* **What you should do**: Rewrite the rows below, from the first one through the line containing "svg-text:KITCHEN: KITCHEN [179,308,208,315]", replacing "MASTER BATHROOM" with "PRIMARY BATHROOM" and leaving everything else unchanged.

* * * * *

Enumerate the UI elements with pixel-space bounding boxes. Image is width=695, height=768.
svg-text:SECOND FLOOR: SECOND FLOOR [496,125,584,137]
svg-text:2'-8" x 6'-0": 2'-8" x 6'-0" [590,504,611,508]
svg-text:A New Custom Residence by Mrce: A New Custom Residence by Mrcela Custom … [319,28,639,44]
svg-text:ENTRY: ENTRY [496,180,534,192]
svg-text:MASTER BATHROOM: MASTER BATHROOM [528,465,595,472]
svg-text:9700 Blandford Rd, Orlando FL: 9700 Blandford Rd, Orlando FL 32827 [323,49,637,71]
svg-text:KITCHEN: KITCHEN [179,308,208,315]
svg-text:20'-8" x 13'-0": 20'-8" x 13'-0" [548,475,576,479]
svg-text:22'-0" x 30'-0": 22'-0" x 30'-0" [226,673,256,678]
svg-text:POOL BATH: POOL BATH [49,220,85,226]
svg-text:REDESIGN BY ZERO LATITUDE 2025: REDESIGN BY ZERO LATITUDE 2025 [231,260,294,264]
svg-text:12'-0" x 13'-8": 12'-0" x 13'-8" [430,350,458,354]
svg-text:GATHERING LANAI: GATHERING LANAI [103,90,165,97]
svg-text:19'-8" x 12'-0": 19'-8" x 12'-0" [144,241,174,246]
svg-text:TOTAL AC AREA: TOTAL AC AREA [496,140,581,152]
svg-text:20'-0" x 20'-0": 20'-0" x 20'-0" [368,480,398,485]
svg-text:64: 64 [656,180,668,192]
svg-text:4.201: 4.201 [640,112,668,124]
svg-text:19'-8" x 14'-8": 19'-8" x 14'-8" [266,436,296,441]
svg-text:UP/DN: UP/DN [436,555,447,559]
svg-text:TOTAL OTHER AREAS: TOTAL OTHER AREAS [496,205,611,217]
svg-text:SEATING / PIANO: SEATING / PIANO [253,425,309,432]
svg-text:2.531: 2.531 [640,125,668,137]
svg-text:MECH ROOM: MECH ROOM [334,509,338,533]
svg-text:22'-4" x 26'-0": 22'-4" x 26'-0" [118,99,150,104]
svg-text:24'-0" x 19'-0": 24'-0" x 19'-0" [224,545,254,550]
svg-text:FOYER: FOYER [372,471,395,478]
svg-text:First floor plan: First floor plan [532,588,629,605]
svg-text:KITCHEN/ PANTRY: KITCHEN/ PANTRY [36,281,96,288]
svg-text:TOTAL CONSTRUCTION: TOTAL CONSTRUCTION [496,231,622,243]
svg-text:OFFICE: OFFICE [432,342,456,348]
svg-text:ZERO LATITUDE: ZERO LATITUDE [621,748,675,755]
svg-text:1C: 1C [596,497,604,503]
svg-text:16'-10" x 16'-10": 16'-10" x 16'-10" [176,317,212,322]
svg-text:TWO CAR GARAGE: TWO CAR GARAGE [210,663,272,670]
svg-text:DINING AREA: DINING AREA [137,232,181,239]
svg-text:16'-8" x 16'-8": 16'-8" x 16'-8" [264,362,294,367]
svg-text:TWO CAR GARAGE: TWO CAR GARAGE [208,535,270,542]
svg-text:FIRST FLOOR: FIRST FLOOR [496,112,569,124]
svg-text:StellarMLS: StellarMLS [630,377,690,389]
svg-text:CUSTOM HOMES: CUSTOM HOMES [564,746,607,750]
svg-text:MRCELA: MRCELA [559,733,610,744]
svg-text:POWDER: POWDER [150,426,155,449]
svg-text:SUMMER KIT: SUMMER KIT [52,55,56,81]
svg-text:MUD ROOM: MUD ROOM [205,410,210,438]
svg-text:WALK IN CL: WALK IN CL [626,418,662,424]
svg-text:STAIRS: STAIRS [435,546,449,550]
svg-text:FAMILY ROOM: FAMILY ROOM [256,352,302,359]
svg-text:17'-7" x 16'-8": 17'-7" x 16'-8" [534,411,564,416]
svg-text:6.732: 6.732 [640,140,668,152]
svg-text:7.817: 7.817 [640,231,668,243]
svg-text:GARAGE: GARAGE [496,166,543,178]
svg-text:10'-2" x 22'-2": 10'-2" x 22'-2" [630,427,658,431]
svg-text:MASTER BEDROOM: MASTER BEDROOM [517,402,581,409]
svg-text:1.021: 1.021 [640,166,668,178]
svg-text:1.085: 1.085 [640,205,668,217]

* * * * *

* **Answer for the task**:
Enumerate the UI elements with pixel-space bounding boxes. Image is width=695, height=768.
svg-text:SECOND FLOOR: SECOND FLOOR [496,125,584,137]
svg-text:2'-8" x 6'-0": 2'-8" x 6'-0" [590,504,611,508]
svg-text:A New Custom Residence by Mrce: A New Custom Residence by Mrcela Custom … [319,28,639,44]
svg-text:ENTRY: ENTRY [496,180,534,192]
svg-text:PRIMARY BATHROOM: PRIMARY BATHROOM [528,465,595,472]
svg-text:9700 Blandford Rd, Orlando FL: 9700 Blandford Rd, Orlando FL 32827 [323,49,637,71]
svg-text:KITCHEN: KITCHEN [179,308,208,315]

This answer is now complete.